* **WHAT YOU NEED TO DO**: Copy out verbatim the lines starting at the one that contains "Detect and localize" and ending at the one that contains "110, 215, 123]", with both of those lines included. Leave the pictures out of your answer.

* **INPUT RECORDS**:
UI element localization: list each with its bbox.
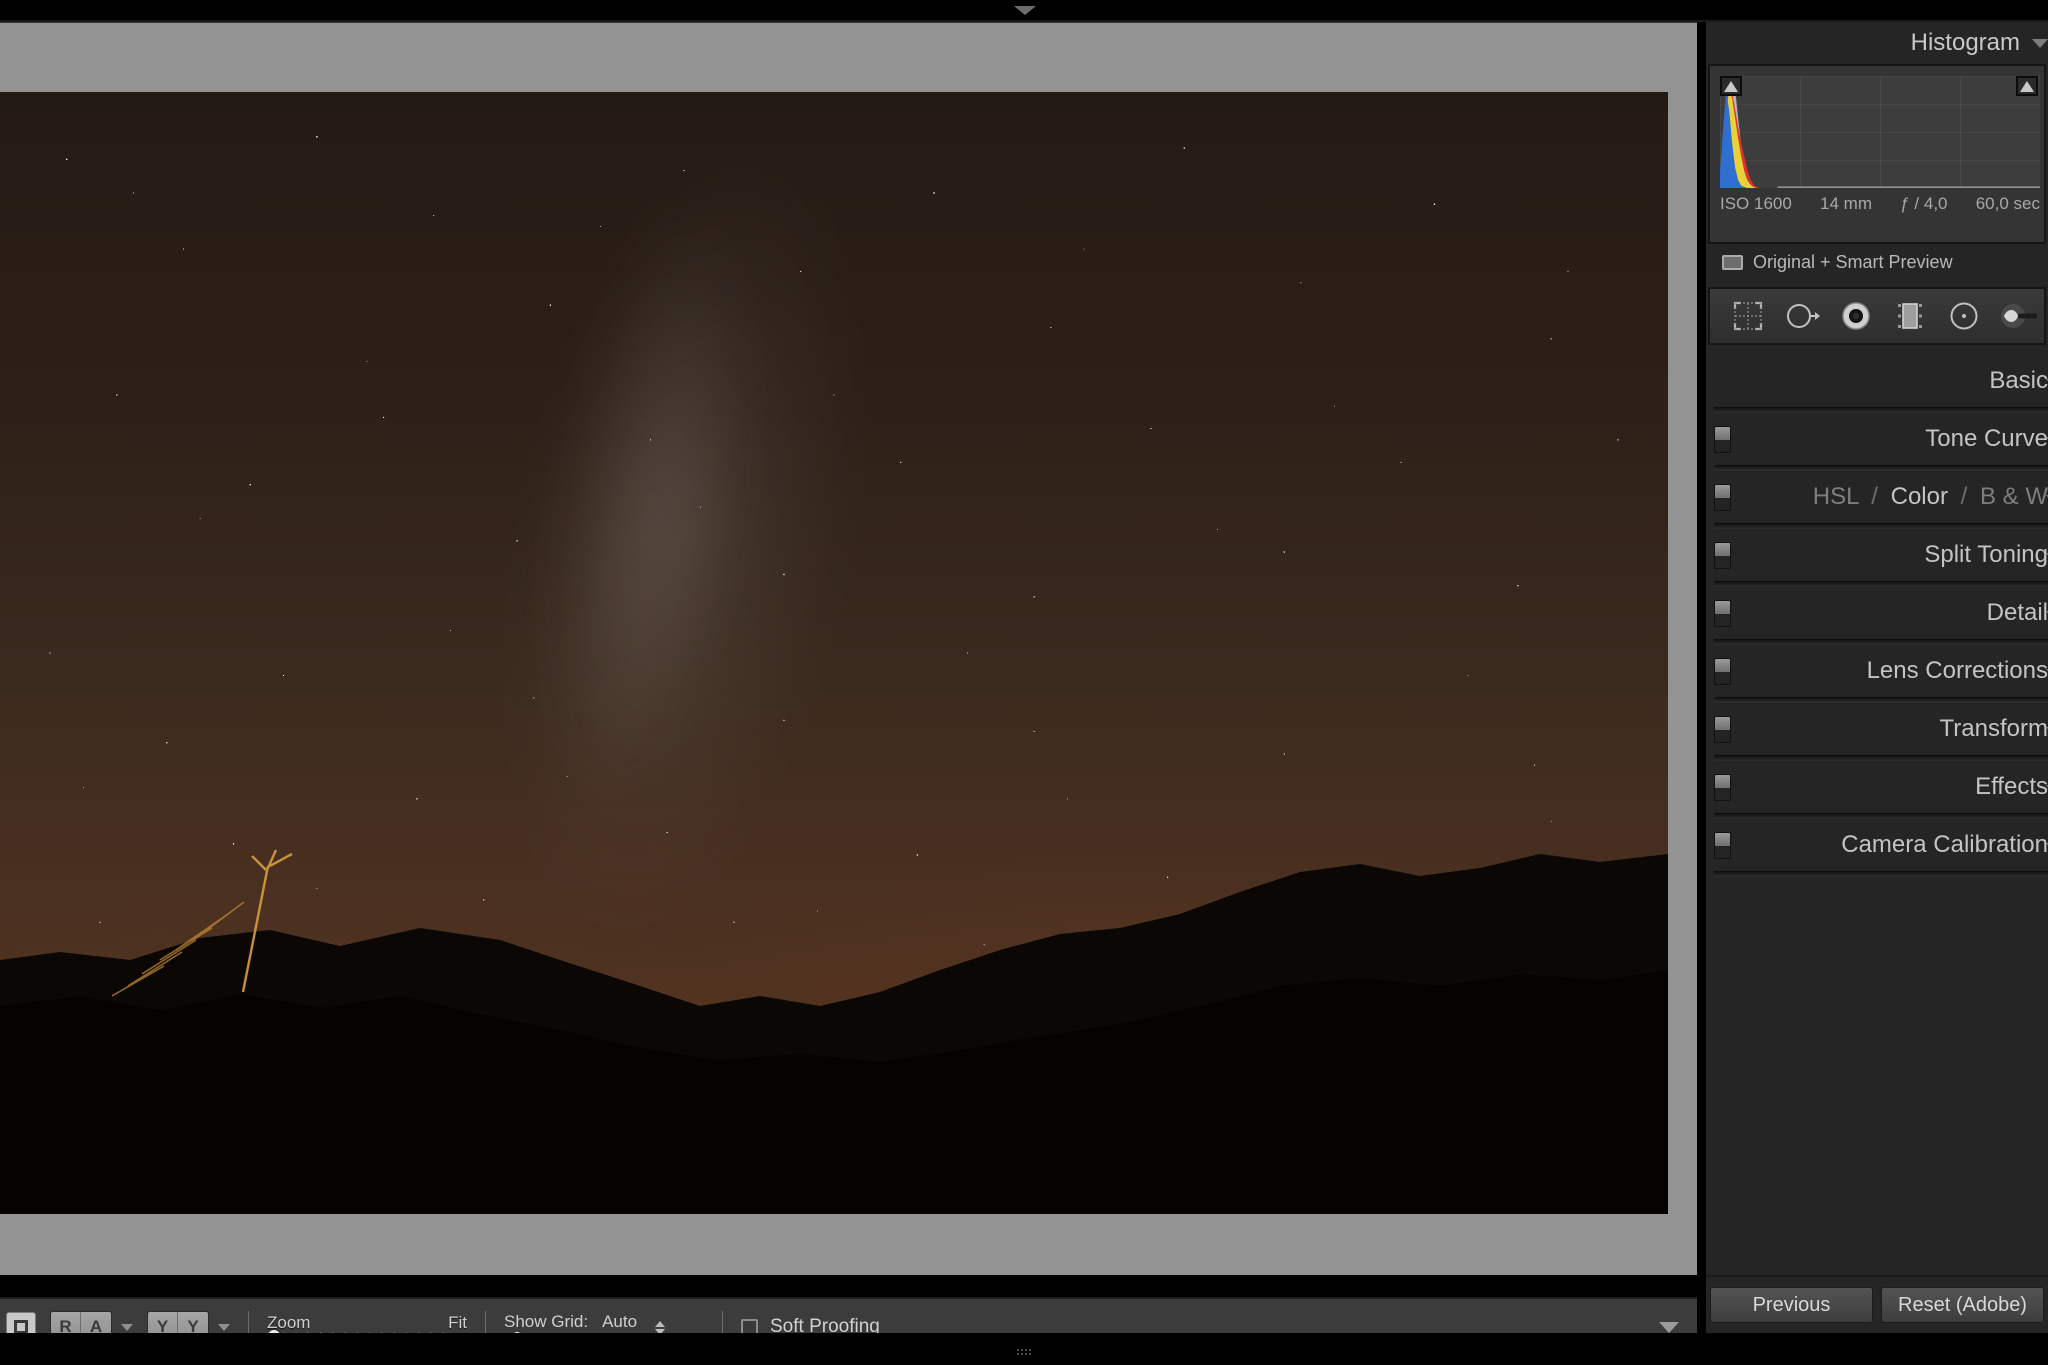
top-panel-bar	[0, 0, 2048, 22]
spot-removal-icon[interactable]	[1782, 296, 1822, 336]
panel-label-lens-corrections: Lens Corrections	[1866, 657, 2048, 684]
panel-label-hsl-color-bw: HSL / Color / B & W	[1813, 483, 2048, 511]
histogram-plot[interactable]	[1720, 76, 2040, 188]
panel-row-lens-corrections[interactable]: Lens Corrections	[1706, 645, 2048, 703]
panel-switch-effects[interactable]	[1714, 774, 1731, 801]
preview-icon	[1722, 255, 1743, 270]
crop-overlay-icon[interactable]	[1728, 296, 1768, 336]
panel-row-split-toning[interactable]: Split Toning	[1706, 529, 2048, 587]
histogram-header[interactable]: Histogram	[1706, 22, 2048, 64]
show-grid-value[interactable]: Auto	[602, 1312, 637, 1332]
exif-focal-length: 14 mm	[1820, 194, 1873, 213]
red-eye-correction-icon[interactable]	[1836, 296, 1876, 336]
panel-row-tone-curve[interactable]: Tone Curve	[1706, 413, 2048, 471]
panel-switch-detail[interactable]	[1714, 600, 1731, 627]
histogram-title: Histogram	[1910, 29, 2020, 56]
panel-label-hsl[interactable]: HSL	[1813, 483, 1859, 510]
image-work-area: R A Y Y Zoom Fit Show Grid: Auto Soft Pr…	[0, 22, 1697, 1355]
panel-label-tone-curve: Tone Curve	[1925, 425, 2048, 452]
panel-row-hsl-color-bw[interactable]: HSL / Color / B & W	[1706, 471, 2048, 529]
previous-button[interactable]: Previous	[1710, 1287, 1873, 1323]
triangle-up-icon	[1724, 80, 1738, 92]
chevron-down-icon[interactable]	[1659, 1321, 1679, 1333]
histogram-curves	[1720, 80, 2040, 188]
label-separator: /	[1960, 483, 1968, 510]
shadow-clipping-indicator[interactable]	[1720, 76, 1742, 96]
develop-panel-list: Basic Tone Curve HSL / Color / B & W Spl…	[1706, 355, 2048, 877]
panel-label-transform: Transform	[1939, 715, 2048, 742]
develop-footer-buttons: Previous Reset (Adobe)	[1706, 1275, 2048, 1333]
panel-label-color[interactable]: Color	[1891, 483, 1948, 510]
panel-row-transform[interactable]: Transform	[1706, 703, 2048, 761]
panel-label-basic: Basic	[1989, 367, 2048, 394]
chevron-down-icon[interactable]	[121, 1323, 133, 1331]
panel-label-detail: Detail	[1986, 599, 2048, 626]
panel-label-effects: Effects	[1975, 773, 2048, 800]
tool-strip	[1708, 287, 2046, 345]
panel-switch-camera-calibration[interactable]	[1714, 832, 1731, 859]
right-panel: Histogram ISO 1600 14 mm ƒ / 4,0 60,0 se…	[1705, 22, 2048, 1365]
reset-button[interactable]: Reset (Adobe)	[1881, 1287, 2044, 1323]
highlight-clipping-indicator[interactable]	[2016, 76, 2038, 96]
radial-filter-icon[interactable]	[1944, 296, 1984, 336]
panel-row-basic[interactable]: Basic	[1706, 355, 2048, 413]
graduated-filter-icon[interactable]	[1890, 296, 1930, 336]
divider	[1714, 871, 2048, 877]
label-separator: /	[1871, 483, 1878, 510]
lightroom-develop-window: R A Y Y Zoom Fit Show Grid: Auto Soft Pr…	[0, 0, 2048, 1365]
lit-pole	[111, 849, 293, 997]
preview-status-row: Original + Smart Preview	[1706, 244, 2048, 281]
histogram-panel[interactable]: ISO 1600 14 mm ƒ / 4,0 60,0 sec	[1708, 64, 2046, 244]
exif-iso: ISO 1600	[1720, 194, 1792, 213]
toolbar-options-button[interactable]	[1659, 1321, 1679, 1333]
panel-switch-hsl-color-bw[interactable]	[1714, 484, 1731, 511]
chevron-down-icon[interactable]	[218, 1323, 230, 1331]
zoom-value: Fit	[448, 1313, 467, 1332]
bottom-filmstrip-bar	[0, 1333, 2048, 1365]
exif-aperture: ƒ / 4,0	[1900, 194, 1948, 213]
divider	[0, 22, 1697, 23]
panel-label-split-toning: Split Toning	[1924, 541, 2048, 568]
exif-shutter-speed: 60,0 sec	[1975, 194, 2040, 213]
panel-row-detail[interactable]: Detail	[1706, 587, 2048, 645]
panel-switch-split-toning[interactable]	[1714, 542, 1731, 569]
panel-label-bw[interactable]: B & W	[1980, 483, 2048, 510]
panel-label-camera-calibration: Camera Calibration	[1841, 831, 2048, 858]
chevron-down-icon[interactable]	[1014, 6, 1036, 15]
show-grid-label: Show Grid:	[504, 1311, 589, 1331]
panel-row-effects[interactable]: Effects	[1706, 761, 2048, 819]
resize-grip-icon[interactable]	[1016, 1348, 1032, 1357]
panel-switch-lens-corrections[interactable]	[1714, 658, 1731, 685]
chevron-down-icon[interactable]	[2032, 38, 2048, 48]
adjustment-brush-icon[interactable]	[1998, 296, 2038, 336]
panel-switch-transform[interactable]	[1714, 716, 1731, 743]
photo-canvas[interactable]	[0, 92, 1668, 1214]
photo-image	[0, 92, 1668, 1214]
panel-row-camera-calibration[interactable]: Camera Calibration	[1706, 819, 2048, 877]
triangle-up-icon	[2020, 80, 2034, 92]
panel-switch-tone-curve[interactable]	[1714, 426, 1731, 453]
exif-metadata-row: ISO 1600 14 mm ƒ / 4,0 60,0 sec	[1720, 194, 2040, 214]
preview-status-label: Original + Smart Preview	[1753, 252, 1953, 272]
--
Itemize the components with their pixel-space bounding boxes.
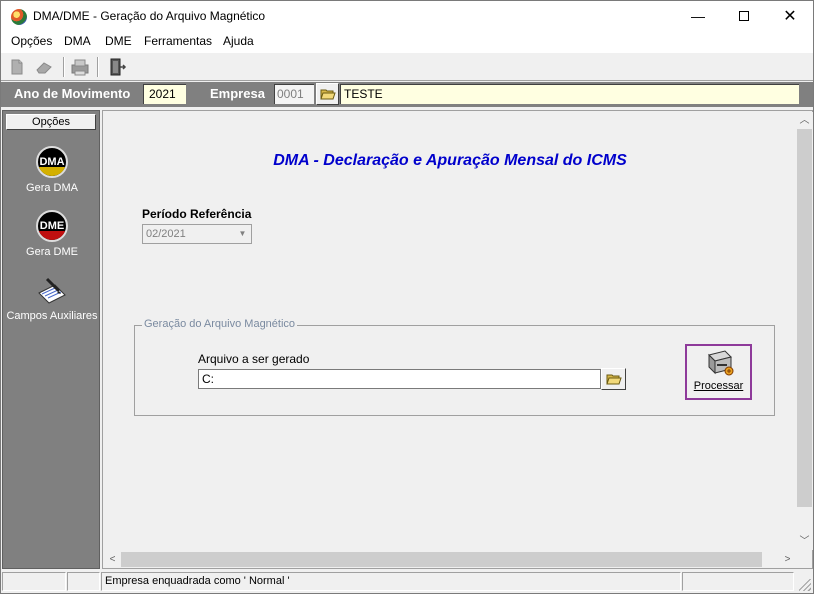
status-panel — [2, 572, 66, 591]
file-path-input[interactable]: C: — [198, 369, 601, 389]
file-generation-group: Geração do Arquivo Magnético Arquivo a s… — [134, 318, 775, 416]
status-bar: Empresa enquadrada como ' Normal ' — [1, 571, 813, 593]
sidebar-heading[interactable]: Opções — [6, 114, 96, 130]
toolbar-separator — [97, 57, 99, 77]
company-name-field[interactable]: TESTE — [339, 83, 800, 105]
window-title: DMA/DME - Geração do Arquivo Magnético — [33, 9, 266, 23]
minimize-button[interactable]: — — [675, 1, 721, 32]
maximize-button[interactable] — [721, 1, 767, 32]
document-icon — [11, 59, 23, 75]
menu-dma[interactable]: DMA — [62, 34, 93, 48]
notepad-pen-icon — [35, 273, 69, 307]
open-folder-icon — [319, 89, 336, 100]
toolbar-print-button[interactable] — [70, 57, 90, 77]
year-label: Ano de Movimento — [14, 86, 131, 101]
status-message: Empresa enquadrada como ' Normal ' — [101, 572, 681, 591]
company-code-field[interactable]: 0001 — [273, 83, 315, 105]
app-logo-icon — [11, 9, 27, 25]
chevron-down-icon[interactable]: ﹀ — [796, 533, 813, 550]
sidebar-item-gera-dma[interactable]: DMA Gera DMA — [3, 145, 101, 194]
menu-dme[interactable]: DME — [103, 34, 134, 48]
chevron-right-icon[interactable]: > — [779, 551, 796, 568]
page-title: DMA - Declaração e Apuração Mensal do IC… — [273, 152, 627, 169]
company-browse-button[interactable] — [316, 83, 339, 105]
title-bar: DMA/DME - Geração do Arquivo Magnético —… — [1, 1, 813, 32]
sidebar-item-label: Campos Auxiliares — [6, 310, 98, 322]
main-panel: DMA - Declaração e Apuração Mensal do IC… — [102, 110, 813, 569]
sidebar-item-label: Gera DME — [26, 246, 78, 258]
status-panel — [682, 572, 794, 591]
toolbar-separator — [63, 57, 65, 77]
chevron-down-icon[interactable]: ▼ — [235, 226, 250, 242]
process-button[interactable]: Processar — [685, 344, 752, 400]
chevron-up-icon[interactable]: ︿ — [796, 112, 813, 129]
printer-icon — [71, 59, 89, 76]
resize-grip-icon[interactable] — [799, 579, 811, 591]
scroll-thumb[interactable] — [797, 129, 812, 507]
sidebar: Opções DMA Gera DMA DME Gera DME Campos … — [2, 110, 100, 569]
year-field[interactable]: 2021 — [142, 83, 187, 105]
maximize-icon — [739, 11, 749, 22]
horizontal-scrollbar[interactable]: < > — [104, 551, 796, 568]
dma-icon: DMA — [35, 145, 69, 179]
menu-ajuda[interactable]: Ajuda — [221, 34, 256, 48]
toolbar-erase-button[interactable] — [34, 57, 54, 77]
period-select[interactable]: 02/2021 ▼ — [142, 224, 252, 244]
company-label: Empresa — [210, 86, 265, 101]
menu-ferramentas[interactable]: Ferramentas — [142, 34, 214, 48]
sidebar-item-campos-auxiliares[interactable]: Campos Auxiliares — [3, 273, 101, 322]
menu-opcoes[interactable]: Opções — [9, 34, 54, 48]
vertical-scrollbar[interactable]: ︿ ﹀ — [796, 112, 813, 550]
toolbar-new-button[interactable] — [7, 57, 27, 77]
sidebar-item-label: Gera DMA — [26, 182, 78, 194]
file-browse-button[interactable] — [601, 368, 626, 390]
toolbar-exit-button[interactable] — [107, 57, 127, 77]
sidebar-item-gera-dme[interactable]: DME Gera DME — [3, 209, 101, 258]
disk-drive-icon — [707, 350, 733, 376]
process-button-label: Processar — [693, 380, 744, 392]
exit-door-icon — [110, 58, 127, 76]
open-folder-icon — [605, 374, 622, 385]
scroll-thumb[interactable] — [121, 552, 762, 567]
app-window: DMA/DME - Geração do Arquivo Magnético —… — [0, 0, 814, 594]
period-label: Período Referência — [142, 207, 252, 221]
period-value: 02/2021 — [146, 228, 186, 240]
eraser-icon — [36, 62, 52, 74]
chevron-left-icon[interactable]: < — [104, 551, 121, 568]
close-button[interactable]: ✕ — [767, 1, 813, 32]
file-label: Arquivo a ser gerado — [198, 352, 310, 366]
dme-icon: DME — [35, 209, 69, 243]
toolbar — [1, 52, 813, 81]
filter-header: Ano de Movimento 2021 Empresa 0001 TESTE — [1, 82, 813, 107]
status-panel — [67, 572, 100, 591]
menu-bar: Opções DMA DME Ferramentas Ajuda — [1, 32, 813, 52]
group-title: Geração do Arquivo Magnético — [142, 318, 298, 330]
...
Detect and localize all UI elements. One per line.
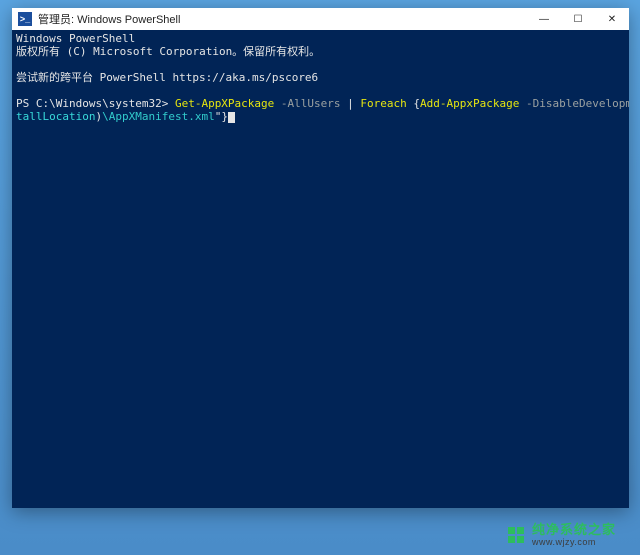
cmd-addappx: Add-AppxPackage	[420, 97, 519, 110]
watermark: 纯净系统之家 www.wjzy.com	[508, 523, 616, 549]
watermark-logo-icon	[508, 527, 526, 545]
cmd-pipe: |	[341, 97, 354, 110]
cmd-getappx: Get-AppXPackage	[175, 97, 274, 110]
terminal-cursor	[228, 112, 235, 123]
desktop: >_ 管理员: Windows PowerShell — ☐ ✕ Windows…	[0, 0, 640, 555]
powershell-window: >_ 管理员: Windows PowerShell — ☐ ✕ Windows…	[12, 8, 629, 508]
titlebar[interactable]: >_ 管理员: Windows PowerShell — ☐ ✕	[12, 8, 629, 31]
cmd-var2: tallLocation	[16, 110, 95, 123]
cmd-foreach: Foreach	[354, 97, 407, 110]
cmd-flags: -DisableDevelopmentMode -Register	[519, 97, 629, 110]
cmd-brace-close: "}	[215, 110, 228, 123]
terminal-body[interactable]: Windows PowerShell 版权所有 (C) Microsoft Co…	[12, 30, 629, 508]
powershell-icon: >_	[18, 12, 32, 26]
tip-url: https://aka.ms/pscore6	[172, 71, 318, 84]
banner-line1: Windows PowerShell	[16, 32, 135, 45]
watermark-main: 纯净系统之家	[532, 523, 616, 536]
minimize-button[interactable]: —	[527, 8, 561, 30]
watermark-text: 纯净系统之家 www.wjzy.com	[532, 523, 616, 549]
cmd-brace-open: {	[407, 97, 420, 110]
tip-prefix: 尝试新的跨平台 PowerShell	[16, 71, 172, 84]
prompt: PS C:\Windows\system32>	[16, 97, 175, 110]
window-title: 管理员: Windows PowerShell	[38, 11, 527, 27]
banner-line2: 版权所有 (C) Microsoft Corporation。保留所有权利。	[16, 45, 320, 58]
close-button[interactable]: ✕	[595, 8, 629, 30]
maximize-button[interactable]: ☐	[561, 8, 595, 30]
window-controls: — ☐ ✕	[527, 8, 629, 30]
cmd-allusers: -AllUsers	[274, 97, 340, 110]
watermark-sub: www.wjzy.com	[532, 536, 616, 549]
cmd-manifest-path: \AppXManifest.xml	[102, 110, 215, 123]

* **SOLUTION TO THIS TASK**:
Detect and localize all UI elements. One per line.
cmd-addappx: Add-AppxPackage	[420, 97, 519, 110]
watermark: 纯净系统之家 www.wjzy.com	[508, 523, 616, 549]
watermark-logo-icon	[508, 527, 526, 545]
cmd-pipe: |	[341, 97, 354, 110]
cmd-getappx: Get-AppXPackage	[175, 97, 274, 110]
terminal-cursor	[228, 112, 235, 123]
desktop: >_ 管理员: Windows PowerShell — ☐ ✕ Windows…	[0, 0, 640, 555]
powershell-window: >_ 管理员: Windows PowerShell — ☐ ✕ Windows…	[12, 8, 629, 508]
titlebar[interactable]: >_ 管理员: Windows PowerShell — ☐ ✕	[12, 8, 629, 31]
cmd-var2: tallLocation	[16, 110, 95, 123]
cmd-foreach: Foreach	[354, 97, 407, 110]
cmd-flags: -DisableDevelopmentMode -Register	[519, 97, 629, 110]
cmd-brace-close: "}	[215, 110, 228, 123]
terminal-body[interactable]: Windows PowerShell 版权所有 (C) Microsoft Co…	[12, 30, 629, 508]
powershell-icon: >_	[18, 12, 32, 26]
tip-url: https://aka.ms/pscore6	[172, 71, 318, 84]
banner-line1: Windows PowerShell	[16, 32, 135, 45]
watermark-main: 纯净系统之家	[532, 523, 616, 536]
minimize-button[interactable]: —	[527, 8, 561, 30]
watermark-text: 纯净系统之家 www.wjzy.com	[532, 523, 616, 549]
cmd-brace-open: {	[407, 97, 420, 110]
tip-prefix: 尝试新的跨平台 PowerShell	[16, 71, 172, 84]
prompt: PS C:\Windows\system32>	[16, 97, 175, 110]
window-title: 管理员: Windows PowerShell	[38, 11, 527, 27]
banner-line2: 版权所有 (C) Microsoft Corporation。保留所有权利。	[16, 45, 320, 58]
close-button[interactable]: ✕	[595, 8, 629, 30]
maximize-button[interactable]: ☐	[561, 8, 595, 30]
window-controls: — ☐ ✕	[527, 8, 629, 30]
cmd-allusers: -AllUsers	[274, 97, 340, 110]
watermark-sub: www.wjzy.com	[532, 536, 616, 549]
cmd-manifest-path: \AppXManifest.xml	[102, 110, 215, 123]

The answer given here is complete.